* Exercise instructions: Determine the number of lines containing the word "color". Reply with it and nothing else.

* Record set:
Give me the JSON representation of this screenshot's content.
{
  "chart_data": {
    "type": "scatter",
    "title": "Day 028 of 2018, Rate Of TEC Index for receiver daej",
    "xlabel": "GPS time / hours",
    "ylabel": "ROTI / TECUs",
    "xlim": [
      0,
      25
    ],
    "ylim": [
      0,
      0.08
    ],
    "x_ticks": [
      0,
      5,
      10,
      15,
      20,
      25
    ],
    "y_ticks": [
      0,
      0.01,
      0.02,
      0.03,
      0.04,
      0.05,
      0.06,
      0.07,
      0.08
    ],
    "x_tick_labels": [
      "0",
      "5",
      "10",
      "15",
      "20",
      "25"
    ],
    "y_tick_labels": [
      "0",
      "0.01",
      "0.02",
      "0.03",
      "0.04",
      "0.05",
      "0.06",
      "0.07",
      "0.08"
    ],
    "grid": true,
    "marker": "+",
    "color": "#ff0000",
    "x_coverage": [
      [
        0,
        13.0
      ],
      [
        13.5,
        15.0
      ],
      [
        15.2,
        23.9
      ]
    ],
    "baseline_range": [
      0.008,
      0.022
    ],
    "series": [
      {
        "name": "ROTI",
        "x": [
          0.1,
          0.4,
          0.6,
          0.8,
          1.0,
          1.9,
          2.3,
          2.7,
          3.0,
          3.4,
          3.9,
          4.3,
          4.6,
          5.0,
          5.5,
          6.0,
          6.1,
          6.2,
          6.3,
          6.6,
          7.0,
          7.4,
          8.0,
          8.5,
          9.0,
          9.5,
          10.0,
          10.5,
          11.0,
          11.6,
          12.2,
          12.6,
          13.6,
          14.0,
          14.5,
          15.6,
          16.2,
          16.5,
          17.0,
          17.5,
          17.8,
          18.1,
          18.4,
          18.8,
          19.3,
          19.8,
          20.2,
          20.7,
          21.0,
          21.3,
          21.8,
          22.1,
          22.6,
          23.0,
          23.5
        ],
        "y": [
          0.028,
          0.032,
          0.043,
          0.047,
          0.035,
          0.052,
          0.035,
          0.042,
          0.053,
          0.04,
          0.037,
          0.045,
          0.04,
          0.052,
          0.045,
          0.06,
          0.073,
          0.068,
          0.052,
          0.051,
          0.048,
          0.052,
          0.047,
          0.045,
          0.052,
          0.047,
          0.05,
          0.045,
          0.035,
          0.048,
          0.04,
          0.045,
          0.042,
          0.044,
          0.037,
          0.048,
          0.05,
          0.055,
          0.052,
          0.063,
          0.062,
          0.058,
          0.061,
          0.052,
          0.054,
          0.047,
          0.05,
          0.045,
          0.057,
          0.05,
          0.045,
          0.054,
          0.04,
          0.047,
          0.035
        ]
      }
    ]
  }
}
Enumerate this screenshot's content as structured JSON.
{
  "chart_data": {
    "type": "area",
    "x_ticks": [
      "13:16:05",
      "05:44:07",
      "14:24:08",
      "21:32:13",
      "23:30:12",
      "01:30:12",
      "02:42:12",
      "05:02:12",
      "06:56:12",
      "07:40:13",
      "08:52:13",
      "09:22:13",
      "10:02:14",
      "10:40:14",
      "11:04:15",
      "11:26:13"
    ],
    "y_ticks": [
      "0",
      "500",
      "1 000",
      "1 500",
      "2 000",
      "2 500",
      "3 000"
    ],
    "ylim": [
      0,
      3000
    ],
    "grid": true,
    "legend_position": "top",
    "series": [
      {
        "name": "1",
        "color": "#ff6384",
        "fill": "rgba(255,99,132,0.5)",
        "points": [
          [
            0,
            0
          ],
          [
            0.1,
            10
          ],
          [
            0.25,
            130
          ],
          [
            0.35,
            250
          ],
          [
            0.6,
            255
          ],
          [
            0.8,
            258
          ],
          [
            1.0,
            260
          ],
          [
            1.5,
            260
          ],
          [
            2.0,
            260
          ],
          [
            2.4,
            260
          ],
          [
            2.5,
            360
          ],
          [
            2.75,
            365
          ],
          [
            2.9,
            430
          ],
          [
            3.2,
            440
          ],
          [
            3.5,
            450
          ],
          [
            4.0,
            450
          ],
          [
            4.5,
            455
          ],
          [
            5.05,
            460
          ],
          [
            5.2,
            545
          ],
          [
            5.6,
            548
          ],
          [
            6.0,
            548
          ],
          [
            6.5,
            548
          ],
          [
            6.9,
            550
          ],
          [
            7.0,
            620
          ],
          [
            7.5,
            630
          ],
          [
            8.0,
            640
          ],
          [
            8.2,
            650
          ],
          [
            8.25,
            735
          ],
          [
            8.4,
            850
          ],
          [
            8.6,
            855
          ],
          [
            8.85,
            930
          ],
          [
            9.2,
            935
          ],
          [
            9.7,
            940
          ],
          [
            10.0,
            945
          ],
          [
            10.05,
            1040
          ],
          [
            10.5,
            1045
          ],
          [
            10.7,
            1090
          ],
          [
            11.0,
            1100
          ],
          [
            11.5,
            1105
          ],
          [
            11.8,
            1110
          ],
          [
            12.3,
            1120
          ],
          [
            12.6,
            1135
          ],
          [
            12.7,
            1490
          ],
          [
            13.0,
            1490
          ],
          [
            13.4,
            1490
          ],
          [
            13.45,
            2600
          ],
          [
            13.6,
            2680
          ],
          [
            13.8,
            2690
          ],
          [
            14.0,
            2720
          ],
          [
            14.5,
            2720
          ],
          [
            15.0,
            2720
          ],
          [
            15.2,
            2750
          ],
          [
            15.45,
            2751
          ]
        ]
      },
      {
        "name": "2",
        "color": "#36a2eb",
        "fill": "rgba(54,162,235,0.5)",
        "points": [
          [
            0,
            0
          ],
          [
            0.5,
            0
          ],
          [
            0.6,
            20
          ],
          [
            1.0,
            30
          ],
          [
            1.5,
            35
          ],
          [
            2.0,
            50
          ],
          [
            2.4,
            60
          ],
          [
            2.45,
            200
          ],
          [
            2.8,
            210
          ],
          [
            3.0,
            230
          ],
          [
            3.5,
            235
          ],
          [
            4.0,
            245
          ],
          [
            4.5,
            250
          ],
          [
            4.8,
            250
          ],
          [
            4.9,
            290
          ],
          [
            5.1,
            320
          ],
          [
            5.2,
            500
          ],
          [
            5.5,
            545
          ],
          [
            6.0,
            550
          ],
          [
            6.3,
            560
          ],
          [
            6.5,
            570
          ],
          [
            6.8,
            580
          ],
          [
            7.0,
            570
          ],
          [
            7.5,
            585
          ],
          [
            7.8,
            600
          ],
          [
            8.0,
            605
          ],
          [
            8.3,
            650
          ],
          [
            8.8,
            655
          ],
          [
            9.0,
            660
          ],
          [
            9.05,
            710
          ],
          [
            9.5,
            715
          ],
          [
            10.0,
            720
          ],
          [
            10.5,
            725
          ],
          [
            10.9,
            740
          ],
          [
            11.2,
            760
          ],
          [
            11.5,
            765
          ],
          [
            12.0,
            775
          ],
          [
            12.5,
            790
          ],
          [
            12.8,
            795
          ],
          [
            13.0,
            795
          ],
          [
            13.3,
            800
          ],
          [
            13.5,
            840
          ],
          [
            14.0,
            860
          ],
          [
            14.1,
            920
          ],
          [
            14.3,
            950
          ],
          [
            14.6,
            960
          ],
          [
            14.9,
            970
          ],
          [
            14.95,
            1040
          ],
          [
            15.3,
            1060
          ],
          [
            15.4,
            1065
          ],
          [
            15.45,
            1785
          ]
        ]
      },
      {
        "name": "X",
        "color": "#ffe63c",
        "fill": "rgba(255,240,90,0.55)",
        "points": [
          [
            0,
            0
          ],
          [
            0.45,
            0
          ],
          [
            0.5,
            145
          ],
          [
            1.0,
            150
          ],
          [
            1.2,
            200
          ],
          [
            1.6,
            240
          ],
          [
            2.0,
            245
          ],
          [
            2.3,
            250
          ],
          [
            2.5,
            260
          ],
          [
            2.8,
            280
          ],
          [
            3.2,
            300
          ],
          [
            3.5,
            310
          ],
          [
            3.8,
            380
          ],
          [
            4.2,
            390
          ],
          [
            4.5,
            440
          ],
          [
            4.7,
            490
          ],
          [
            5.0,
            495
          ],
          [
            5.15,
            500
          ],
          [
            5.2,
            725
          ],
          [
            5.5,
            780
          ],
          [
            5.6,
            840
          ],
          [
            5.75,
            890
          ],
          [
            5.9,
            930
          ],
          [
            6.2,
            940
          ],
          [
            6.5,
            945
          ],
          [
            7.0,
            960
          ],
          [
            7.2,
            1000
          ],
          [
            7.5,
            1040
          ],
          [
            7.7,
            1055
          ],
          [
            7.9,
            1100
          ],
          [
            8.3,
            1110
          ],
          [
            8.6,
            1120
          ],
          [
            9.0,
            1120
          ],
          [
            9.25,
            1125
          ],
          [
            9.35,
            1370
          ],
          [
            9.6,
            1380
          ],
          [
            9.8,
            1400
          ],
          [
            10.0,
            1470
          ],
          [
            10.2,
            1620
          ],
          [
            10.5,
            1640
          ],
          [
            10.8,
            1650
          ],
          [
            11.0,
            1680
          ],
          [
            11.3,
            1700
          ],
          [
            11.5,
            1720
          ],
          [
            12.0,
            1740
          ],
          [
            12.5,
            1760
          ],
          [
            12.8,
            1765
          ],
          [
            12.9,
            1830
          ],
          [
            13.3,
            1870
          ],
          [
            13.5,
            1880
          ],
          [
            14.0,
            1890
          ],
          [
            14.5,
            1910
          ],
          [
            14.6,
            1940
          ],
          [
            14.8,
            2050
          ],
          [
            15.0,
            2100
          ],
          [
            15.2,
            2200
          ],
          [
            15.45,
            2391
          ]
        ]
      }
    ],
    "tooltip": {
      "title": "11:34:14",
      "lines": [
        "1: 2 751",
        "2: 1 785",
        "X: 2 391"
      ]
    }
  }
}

* Solution: 4